[START OF INFORMATION GIVEN]

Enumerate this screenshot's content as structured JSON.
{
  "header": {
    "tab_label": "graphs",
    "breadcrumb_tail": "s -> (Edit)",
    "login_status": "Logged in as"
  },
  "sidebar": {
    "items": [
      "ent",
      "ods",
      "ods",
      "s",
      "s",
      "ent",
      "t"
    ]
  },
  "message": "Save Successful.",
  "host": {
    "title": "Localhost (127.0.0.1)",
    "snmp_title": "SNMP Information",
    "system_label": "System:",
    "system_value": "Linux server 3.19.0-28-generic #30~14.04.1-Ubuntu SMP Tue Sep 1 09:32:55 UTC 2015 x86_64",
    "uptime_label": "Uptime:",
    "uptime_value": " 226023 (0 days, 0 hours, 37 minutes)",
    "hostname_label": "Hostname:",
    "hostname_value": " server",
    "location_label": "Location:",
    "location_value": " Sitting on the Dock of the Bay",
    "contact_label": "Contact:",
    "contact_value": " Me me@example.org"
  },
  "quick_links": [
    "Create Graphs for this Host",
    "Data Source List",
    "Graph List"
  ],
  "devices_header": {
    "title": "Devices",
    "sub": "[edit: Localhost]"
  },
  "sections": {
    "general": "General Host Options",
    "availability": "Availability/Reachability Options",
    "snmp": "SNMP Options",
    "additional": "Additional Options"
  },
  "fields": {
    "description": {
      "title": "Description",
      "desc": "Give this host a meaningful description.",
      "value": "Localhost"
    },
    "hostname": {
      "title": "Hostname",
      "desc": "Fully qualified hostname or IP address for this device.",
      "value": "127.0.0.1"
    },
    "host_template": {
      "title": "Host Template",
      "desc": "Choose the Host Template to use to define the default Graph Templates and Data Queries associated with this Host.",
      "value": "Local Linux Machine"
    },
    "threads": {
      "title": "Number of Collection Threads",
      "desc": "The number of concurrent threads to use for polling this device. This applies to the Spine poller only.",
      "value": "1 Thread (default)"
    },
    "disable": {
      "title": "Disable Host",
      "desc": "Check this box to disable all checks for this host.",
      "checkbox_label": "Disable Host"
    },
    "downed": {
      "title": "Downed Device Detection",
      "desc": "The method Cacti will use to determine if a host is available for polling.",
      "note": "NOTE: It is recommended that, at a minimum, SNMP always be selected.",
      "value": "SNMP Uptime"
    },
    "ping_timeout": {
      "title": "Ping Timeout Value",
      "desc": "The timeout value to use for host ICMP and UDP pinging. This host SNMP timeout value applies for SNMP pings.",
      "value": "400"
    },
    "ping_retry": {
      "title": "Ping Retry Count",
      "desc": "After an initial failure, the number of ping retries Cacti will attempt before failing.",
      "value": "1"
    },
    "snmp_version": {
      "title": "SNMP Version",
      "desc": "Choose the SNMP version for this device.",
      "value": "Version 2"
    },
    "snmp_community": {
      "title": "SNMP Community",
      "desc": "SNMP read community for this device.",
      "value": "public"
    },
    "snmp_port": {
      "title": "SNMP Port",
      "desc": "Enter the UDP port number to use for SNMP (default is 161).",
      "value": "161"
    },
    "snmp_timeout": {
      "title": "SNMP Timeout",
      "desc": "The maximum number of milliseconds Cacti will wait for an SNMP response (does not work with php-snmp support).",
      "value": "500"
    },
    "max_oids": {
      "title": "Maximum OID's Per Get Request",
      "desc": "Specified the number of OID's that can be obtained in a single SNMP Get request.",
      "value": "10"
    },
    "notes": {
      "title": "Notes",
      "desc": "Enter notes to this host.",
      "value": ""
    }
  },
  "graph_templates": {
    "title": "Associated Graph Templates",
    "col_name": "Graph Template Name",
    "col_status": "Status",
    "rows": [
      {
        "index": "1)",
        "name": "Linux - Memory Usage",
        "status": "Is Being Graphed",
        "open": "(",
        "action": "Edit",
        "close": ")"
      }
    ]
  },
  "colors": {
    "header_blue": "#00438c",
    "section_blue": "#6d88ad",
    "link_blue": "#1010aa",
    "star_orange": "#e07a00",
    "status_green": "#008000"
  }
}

[END OF INFORMATION GIVEN]

• [EXERCISE DETAILS] Every entry must be retyped in full, exactly as given.

• [EXERCISE RESPONSE]
Enumerate this screenshot's content as structured JSON.
{
  "header": {
    "tab_label": "graphs",
    "breadcrumb_tail": "s -> (Edit)",
    "login_status": "Logged in as"
  },
  "sidebar": {
    "items": [
      "ent",
      "ods",
      "ods",
      "s",
      "s",
      "ent",
      "t"
    ]
  },
  "message": "Save Successful.",
  "host": {
    "title": "Localhost (127.0.0.1)",
    "snmp_title": "SNMP Information",
    "system_label": "System:",
    "system_value": "Linux server 3.19.0-28-generic #30~14.04.1-Ubuntu SMP Tue Sep 1 09:32:55 UTC 2015 x86_64",
    "uptime_label": "Uptime:",
    "uptime_value": " 226023 (0 days, 0 hours, 37 minutes)",
    "hostname_label": "Hostname:",
    "hostname_value": " server",
    "location_label": "Location:",
    "location_value": " Sitting on the Dock of the Bay",
    "contact_label": "Contact:",
    "contact_value": " Me me@example.org"
  },
  "quick_links": [
    "Create Graphs for this Host",
    "Data Source List",
    "Graph List"
  ],
  "devices_header": {
    "title": "Devices",
    "sub": "[edit: Localhost]"
  },
  "sections": {
    "general": "General Host Options",
    "availability": "Availability/Reachability Options",
    "snmp": "SNMP Options",
    "additional": "Additional Options"
  },
  "fields": {
    "description": {
      "title": "Description",
      "desc": "Give this host a meaningful description.",
      "value": "Localhost"
    },
    "hostname": {
      "title": "Hostname",
      "desc": "Fully qualified hostname or IP address for this device.",
      "value": "127.0.0.1"
    },
    "host_template": {
      "title": "Host Template",
      "desc": "Choose the Host Template to use to define the default Graph Templates and Data Queries associated with this Host.",
      "value": "Local Linux Machine"
    },
    "threads": {
      "title": "Number of Collection Threads",
      "desc": "The number of concurrent threads to use for polling this device. This applies to the Spine poller only.",
      "value": "1 Thread (default)"
    },
    "disable": {
      "title": "Disable Host",
      "desc": "Check this box to disable all checks for this host.",
      "checkbox_label": "Disable Host"
    },
    "downed": {
      "title": "Downed Device Detection",
      "desc": "The method Cacti will use to determine if a host is available for polling.",
      "note": "NOTE: It is recommended that, at a minimum, SNMP always be selected.",
      "value": "SNMP Uptime"
    },
    "ping_timeout": {
      "title": "Ping Timeout Value",
      "desc": "The timeout value to use for host ICMP and UDP pinging. This host SNMP timeout value applies for SNMP pings.",
      "value": "400"
    },
    "ping_retry": {
      "title": "Ping Retry Count",
      "desc": "After an initial failure, the number of ping retries Cacti will attempt before failing.",
      "value": "1"
    },
    "snmp_version": {
      "title": "SNMP Version",
      "desc": "Choose the SNMP version for this device.",
      "value": "Version 2"
    },
    "snmp_community": {
      "title": "SNMP Community",
      "desc": "SNMP read community for this device.",
      "value": "public"
    },
    "snmp_port": {
      "title": "SNMP Port",
      "desc": "Enter the UDP port number to use for SNMP (default is 161).",
      "value": "161"
    },
    "snmp_timeout": {
      "title": "SNMP Timeout",
      "desc": "The maximum number of milliseconds Cacti will wait for an SNMP response (does not work with php-snmp support).",
      "value": "500"
    },
    "max_oids": {
      "title": "Maximum OID's Per Get Request",
      "desc": "Specified the number of OID's that can be obtained in a single SNMP Get request.",
      "value": "10"
    },
    "notes": {
      "title": "Notes",
      "desc": "Enter notes to this host.",
      "value": ""
    }
  },
  "graph_templates": {
    "title": "Associated Graph Templates",
    "col_name": "Graph Template Name",
    "col_status": "Status",
    "rows": [
      {
        "index": "1)",
        "name": "Linux - Memory Usage",
        "status": "Is Being Graphed",
        "open": "(",
        "action": "Edit",
        "close": ")"
      }
    ]
  },
  "colors": {
    "header_blue": "#00438c",
    "section_blue": "#6d88ad",
    "link_blue": "#1010aa",
    "star_orange": "#e07a00",
    "status_green": "#008000"
  }
}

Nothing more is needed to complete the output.